Request
Check each line of the material below for "xlabel", then copy the ones that contain it.
====
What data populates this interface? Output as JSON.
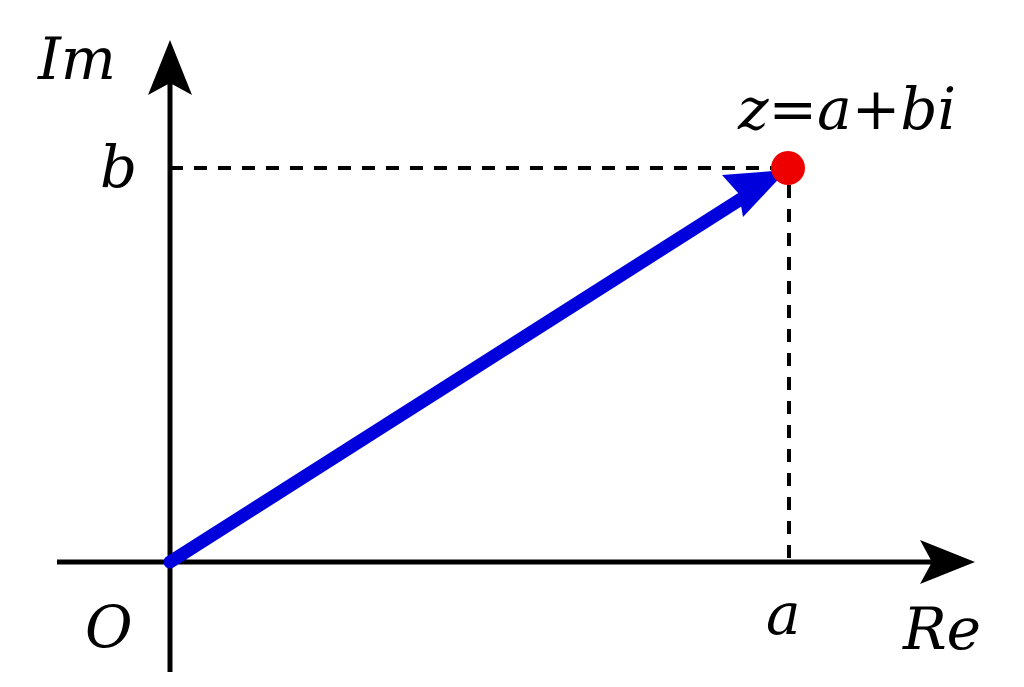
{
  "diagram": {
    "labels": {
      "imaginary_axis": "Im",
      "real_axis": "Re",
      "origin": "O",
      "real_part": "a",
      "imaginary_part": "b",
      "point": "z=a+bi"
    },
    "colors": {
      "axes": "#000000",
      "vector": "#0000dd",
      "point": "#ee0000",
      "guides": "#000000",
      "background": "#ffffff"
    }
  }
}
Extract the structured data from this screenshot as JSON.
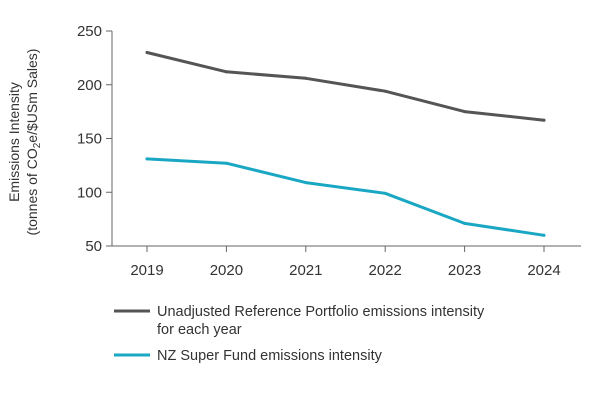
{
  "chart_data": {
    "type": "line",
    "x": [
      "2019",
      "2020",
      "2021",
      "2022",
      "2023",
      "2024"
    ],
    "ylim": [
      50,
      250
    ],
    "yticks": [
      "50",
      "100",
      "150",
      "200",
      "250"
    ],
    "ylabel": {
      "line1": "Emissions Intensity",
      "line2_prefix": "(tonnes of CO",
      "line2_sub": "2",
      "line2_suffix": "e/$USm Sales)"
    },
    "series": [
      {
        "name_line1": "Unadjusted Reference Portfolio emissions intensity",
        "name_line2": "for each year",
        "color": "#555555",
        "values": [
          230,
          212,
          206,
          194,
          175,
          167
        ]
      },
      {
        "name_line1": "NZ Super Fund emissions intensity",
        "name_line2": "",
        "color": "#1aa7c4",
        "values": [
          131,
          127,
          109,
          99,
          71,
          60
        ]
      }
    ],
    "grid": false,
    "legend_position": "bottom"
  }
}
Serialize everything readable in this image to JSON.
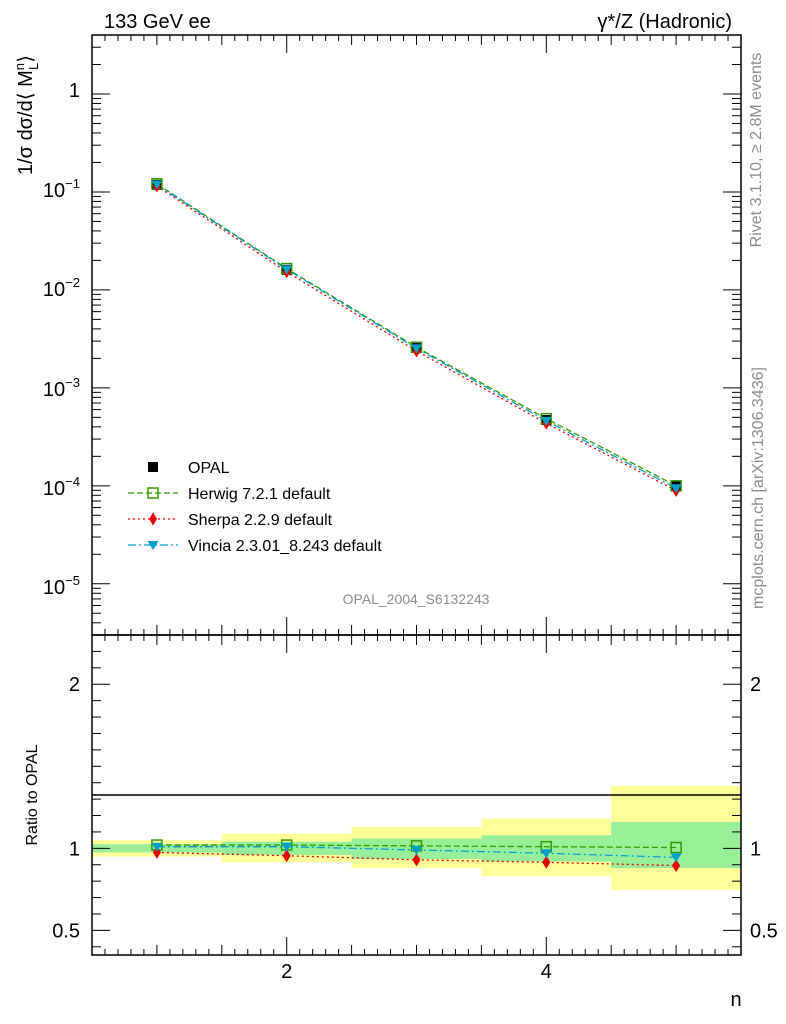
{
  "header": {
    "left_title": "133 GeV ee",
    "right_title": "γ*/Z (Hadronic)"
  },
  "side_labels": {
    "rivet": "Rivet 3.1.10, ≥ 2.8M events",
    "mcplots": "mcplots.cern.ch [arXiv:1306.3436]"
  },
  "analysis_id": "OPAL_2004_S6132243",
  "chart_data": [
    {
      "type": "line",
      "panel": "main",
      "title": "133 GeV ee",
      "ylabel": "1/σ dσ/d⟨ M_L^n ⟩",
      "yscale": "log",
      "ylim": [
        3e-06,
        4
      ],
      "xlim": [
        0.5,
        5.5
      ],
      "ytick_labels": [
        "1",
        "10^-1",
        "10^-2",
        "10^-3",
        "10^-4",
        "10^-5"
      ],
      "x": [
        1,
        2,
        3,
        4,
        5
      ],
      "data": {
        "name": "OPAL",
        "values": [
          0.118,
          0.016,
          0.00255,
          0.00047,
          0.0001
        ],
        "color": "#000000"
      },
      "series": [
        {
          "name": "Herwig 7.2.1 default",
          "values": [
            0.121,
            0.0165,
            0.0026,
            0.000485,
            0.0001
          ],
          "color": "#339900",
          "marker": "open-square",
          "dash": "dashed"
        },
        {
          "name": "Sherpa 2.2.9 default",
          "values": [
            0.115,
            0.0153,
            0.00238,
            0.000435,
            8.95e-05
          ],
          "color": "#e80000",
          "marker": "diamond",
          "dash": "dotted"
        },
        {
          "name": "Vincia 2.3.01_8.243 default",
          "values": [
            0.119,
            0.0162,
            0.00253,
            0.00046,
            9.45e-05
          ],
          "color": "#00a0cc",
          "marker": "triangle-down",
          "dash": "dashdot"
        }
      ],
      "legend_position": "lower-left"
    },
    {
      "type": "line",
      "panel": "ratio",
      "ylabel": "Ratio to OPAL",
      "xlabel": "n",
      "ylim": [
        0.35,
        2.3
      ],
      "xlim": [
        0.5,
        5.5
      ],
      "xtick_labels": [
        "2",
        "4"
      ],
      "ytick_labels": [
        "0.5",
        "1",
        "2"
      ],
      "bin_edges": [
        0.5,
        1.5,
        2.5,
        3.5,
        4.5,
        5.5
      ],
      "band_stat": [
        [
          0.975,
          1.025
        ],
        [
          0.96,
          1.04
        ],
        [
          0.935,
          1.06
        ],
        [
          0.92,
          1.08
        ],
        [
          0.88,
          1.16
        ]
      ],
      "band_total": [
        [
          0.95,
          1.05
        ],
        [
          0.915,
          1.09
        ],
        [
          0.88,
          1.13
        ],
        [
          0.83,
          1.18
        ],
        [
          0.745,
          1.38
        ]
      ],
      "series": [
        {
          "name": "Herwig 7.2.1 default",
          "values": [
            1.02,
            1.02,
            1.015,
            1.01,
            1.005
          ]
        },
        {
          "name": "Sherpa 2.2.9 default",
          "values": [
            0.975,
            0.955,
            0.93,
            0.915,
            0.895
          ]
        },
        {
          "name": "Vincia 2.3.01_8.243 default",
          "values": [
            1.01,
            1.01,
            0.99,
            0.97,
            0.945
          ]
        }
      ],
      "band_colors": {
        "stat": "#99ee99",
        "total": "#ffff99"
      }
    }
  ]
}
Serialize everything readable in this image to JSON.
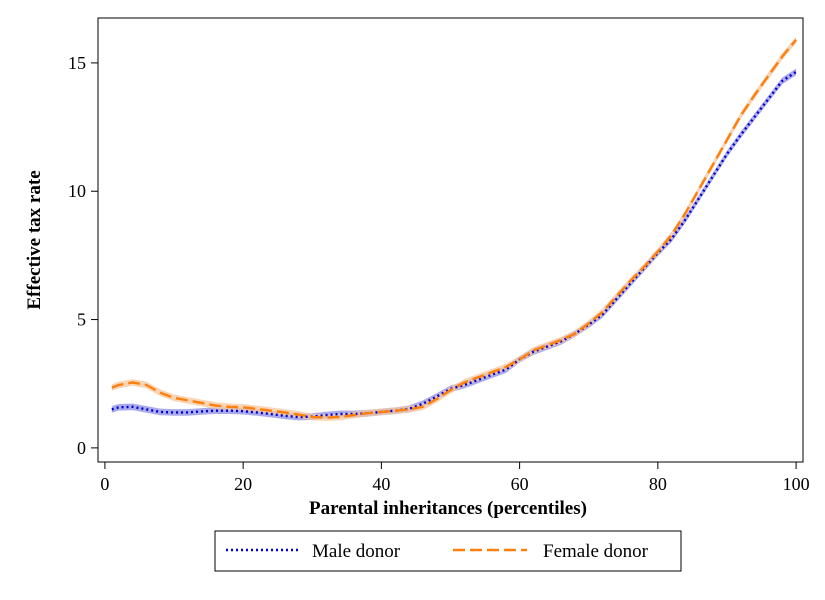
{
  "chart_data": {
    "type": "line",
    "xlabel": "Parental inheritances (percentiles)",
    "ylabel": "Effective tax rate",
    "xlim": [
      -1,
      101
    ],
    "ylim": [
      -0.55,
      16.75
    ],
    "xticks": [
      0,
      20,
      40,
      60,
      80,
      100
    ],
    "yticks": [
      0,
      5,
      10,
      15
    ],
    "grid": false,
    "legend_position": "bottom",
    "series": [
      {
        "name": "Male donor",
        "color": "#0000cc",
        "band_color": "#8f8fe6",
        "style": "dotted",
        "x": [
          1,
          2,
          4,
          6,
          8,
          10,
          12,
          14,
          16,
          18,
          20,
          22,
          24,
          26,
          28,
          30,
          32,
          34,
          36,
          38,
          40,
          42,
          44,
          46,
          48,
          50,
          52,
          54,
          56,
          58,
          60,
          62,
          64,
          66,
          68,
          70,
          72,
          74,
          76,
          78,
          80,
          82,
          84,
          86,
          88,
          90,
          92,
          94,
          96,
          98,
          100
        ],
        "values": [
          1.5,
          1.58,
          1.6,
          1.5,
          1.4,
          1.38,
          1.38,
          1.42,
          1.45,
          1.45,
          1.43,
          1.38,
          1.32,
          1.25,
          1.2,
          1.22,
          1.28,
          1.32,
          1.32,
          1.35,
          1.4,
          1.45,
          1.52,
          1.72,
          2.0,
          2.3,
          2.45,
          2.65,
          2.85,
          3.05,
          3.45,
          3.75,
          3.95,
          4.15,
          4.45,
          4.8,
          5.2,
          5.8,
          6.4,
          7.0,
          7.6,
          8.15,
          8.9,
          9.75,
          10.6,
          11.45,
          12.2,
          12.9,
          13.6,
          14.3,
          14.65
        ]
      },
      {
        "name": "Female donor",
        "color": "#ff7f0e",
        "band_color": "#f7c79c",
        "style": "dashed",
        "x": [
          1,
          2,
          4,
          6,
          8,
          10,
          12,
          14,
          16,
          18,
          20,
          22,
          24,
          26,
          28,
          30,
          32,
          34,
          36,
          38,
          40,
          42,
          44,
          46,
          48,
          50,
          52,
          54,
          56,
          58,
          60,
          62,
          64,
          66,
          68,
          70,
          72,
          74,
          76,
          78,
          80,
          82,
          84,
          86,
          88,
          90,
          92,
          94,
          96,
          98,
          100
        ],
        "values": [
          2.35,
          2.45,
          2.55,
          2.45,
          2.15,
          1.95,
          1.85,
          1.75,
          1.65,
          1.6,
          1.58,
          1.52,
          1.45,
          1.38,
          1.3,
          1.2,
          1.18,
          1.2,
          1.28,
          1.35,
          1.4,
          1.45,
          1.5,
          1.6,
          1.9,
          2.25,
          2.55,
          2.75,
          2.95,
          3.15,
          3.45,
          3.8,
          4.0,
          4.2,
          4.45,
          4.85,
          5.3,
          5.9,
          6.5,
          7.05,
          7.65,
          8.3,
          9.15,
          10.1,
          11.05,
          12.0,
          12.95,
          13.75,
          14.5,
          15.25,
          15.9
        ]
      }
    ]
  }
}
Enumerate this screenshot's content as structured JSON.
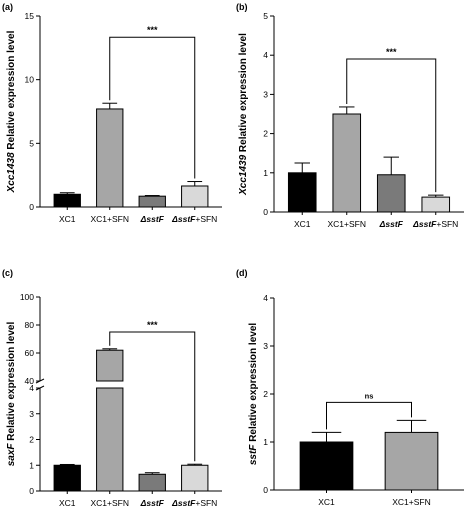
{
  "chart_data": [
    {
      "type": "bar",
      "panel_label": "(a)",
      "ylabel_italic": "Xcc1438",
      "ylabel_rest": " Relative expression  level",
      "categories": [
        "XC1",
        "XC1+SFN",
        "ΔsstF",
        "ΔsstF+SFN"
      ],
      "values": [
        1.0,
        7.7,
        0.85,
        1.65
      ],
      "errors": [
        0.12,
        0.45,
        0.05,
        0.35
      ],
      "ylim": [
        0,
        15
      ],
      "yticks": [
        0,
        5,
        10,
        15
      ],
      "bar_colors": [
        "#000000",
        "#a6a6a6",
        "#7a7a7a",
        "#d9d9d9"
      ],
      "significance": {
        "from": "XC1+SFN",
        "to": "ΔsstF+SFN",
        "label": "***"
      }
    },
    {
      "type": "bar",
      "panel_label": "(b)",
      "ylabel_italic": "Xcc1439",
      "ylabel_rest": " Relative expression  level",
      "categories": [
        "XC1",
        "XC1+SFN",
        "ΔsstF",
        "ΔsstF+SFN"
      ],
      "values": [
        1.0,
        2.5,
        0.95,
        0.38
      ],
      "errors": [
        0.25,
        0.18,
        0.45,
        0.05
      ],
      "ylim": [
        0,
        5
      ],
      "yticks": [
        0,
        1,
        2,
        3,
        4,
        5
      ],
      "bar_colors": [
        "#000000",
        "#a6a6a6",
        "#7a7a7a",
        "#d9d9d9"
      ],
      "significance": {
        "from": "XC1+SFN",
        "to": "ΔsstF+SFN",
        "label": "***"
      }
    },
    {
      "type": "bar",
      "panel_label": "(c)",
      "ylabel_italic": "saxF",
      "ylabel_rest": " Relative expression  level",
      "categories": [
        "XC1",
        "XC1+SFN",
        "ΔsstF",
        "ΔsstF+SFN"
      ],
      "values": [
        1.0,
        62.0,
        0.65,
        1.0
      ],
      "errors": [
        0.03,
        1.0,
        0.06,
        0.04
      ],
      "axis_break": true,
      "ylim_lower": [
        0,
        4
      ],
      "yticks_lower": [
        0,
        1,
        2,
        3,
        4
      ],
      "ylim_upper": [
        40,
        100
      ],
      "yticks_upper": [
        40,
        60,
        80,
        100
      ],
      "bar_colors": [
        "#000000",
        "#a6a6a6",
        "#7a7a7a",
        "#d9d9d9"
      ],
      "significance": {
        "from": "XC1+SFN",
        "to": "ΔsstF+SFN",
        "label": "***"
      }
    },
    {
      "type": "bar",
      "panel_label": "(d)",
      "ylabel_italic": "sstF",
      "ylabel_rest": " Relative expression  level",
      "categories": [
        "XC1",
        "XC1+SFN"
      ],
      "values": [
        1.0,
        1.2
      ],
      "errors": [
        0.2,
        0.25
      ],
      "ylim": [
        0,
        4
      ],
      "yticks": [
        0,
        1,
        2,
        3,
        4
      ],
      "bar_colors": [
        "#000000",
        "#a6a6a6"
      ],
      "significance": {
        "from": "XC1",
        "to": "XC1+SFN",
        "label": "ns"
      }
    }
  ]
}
====
Final answer
      "xlabel": "n",
    "xlabel": "Parental inheritances (percentiles)",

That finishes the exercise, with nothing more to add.